WHAT YOU HAVE TO DO: Your task is to filter the data below down to the lines holding "title".

##### RECORDS SUPPLIED

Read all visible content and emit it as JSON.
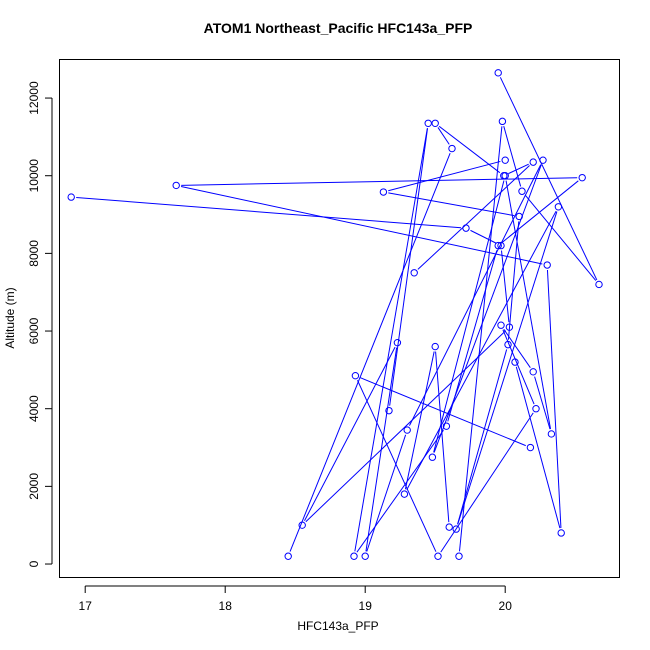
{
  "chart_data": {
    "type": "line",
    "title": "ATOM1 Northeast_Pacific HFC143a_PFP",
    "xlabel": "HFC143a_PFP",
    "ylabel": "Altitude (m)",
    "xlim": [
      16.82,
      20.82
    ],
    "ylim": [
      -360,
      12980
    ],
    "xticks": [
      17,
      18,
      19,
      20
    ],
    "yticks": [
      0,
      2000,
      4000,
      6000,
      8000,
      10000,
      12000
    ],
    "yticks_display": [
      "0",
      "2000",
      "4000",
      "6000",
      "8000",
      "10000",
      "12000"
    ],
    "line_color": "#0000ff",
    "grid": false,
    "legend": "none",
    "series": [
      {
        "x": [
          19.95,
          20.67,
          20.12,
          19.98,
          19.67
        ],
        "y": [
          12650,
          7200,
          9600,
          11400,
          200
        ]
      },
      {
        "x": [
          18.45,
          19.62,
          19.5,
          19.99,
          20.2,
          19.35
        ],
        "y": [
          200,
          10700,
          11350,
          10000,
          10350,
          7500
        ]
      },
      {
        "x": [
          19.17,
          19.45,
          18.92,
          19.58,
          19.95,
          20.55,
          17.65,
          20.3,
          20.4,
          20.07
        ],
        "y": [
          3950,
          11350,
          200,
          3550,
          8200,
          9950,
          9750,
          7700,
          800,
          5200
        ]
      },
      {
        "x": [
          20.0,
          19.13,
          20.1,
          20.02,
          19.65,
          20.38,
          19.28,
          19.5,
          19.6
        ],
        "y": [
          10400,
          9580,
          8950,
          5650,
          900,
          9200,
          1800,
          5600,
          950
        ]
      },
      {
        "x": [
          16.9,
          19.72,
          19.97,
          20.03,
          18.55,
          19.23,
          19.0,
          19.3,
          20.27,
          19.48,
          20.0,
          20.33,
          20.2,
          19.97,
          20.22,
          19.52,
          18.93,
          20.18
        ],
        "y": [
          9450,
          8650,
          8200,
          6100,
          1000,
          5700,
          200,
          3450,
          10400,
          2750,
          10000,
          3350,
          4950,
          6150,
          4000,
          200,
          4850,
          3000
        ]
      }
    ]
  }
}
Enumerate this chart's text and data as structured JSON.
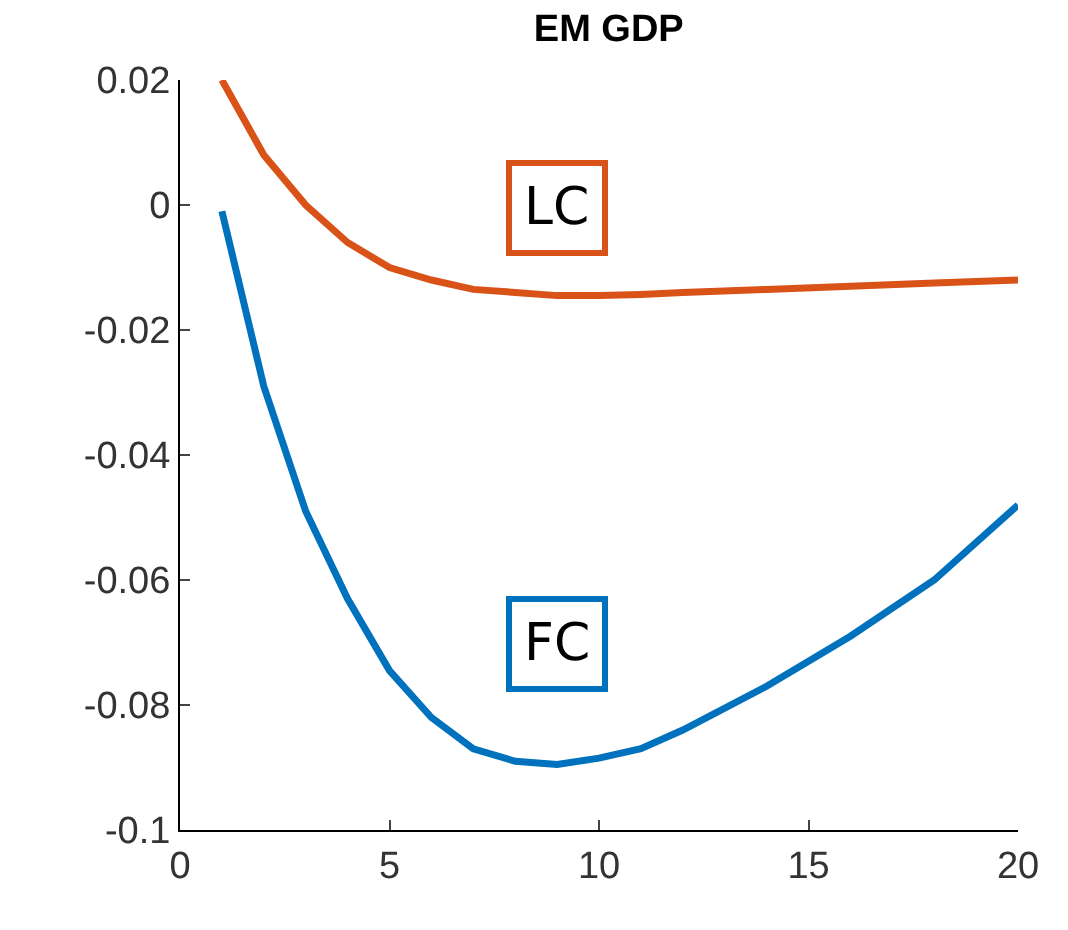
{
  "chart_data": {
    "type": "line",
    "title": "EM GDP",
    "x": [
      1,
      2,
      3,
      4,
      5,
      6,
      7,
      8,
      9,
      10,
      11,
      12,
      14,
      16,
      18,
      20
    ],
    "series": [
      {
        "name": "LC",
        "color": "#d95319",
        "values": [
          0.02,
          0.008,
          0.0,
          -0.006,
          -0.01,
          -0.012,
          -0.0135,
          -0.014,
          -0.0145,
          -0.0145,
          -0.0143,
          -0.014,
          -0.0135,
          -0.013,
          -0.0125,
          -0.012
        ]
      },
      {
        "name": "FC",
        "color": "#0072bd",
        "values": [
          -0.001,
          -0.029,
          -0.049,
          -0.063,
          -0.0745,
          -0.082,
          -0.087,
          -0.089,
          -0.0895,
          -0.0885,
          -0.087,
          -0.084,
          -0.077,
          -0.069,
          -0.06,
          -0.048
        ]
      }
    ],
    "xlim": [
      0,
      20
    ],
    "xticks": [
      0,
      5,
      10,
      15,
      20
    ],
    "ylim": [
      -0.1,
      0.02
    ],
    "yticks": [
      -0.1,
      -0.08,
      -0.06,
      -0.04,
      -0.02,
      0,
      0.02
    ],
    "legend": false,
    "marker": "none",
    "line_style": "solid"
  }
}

##########
##### RECORDS SUPPLIED

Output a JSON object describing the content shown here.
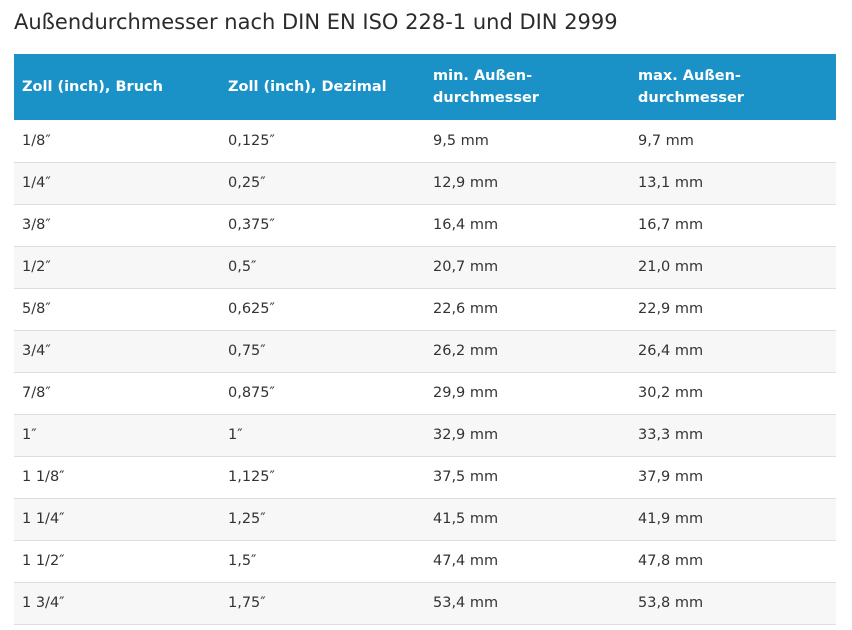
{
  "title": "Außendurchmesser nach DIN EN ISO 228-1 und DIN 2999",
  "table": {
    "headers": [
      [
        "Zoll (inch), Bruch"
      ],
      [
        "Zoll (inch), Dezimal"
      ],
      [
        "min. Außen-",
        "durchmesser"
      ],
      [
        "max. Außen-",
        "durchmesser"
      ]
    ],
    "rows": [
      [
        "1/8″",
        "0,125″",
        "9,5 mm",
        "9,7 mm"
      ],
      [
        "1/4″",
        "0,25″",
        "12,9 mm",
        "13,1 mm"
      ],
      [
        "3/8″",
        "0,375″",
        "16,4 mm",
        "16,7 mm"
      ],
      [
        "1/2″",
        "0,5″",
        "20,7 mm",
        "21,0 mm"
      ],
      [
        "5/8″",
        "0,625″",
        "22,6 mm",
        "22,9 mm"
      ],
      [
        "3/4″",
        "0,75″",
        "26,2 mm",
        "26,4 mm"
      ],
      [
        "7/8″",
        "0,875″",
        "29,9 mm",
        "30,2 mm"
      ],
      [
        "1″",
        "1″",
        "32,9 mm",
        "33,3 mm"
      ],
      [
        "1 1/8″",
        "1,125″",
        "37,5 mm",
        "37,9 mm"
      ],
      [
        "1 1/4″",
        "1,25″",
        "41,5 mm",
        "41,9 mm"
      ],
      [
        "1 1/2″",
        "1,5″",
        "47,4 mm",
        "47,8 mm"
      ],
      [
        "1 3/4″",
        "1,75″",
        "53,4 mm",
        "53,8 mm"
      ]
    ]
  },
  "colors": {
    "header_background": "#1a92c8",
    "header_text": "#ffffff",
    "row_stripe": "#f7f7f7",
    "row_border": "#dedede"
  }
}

##########

WRITTEN REPLY:
    "title": "ATOM1 Northeast_Pacific HFC143a_PFP",
    "title": "EM GDP",
  "title": "Außendurchmesser nach DIN EN ISO 228-1 und DIN 2999",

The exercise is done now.